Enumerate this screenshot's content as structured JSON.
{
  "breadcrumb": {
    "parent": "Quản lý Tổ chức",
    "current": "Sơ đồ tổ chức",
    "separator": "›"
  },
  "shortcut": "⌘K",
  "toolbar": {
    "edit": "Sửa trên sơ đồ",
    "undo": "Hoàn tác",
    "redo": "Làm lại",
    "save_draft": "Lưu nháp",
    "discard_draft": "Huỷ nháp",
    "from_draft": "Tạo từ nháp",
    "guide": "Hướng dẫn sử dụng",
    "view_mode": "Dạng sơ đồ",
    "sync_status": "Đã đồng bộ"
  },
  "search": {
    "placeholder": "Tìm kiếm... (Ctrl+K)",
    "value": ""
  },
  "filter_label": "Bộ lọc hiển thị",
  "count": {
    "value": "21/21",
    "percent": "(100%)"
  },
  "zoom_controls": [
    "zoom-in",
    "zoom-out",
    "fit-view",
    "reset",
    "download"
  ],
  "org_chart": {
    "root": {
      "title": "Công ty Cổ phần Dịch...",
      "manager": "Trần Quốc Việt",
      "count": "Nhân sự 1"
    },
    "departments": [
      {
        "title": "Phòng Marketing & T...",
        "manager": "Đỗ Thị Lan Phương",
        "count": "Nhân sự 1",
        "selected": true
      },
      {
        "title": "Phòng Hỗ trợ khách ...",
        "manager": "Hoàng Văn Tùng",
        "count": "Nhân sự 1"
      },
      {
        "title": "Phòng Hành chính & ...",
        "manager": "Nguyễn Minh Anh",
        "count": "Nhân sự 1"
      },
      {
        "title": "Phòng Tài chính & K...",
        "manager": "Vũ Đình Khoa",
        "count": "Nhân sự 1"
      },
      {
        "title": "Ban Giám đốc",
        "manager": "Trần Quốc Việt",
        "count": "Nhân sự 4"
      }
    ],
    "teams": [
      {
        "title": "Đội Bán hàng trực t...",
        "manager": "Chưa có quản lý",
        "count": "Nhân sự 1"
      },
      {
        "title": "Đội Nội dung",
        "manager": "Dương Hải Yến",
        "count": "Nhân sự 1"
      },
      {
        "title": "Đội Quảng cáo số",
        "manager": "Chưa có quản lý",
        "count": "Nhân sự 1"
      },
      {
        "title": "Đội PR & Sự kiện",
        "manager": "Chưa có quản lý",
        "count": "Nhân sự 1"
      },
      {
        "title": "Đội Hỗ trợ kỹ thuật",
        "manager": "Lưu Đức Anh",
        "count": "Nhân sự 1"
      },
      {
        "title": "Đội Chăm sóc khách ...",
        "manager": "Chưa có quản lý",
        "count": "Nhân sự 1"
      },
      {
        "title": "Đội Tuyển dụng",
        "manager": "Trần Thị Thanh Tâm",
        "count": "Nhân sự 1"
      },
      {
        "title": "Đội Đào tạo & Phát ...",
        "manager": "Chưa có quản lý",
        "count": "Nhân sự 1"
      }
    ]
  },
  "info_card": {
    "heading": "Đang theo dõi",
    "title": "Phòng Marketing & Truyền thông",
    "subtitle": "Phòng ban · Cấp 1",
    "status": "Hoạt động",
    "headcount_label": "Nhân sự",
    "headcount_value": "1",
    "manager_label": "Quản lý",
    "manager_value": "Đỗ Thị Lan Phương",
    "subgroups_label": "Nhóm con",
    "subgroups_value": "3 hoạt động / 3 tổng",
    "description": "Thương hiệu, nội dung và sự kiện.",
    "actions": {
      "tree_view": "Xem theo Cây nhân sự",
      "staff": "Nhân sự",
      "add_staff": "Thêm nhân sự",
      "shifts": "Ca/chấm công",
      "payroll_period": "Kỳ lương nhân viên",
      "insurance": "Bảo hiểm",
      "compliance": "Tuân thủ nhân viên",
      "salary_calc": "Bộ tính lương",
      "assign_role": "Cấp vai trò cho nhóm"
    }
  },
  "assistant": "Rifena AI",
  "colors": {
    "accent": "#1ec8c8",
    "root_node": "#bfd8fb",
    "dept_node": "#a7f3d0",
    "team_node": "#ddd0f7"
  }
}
------------------------------------------------
#### [What the exercise asks]
Copy each record from above without leaving any out.

#### [Written response]
Enumerate this screenshot's content as structured JSON.
{
  "breadcrumb": {
    "parent": "Quản lý Tổ chức",
    "current": "Sơ đồ tổ chức",
    "separator": "›"
  },
  "shortcut": "⌘K",
  "toolbar": {
    "edit": "Sửa trên sơ đồ",
    "undo": "Hoàn tác",
    "redo": "Làm lại",
    "save_draft": "Lưu nháp",
    "discard_draft": "Huỷ nháp",
    "from_draft": "Tạo từ nháp",
    "guide": "Hướng dẫn sử dụng",
    "view_mode": "Dạng sơ đồ",
    "sync_status": "Đã đồng bộ"
  },
  "search": {
    "placeholder": "Tìm kiếm... (Ctrl+K)",
    "value": ""
  },
  "filter_label": "Bộ lọc hiển thị",
  "count": {
    "value": "21/21",
    "percent": "(100%)"
  },
  "zoom_controls": [
    "zoom-in",
    "zoom-out",
    "fit-view",
    "reset",
    "download"
  ],
  "org_chart": {
    "root": {
      "title": "Công ty Cổ phần Dịch...",
      "manager": "Trần Quốc Việt",
      "count": "Nhân sự 1"
    },
    "departments": [
      {
        "title": "Phòng Marketing & T...",
        "manager": "Đỗ Thị Lan Phương",
        "count": "Nhân sự 1",
        "selected": true
      },
      {
        "title": "Phòng Hỗ trợ khách ...",
        "manager": "Hoàng Văn Tùng",
        "count": "Nhân sự 1"
      },
      {
        "title": "Phòng Hành chính & ...",
        "manager": "Nguyễn Minh Anh",
        "count": "Nhân sự 1"
      },
      {
        "title": "Phòng Tài chính & K...",
        "manager": "Vũ Đình Khoa",
        "count": "Nhân sự 1"
      },
      {
        "title": "Ban Giám đốc",
        "manager": "Trần Quốc Việt",
        "count": "Nhân sự 4"
      }
    ],
    "teams": [
      {
        "title": "Đội Bán hàng trực t...",
        "manager": "Chưa có quản lý",
        "count": "Nhân sự 1"
      },
      {
        "title": "Đội Nội dung",
        "manager": "Dương Hải Yến",
        "count": "Nhân sự 1"
      },
      {
        "title": "Đội Quảng cáo số",
        "manager": "Chưa có quản lý",
        "count": "Nhân sự 1"
      },
      {
        "title": "Đội PR & Sự kiện",
        "manager": "Chưa có quản lý",
        "count": "Nhân sự 1"
      },
      {
        "title": "Đội Hỗ trợ kỹ thuật",
        "manager": "Lưu Đức Anh",
        "count": "Nhân sự 1"
      },
      {
        "title": "Đội Chăm sóc khách ...",
        "manager": "Chưa có quản lý",
        "count": "Nhân sự 1"
      },
      {
        "title": "Đội Tuyển dụng",
        "manager": "Trần Thị Thanh Tâm",
        "count": "Nhân sự 1"
      },
      {
        "title": "Đội Đào tạo & Phát ...",
        "manager": "Chưa có quản lý",
        "count": "Nhân sự 1"
      }
    ]
  },
  "info_card": {
    "heading": "Đang theo dõi",
    "title": "Phòng Marketing & Truyền thông",
    "subtitle": "Phòng ban · Cấp 1",
    "status": "Hoạt động",
    "headcount_label": "Nhân sự",
    "headcount_value": "1",
    "manager_label": "Quản lý",
    "manager_value": "Đỗ Thị Lan Phương",
    "subgroups_label": "Nhóm con",
    "subgroups_value": "3 hoạt động / 3 tổng",
    "description": "Thương hiệu, nội dung và sự kiện.",
    "actions": {
      "tree_view": "Xem theo Cây nhân sự",
      "staff": "Nhân sự",
      "add_staff": "Thêm nhân sự",
      "shifts": "Ca/chấm công",
      "payroll_period": "Kỳ lương nhân viên",
      "insurance": "Bảo hiểm",
      "compliance": "Tuân thủ nhân viên",
      "salary_calc": "Bộ tính lương",
      "assign_role": "Cấp vai trò cho nhóm"
    }
  },
  "assistant": "Rifena AI",
  "colors": {
    "accent": "#1ec8c8",
    "root_node": "#bfd8fb",
    "dept_node": "#a7f3d0",
    "team_node": "#ddd0f7"
  }
}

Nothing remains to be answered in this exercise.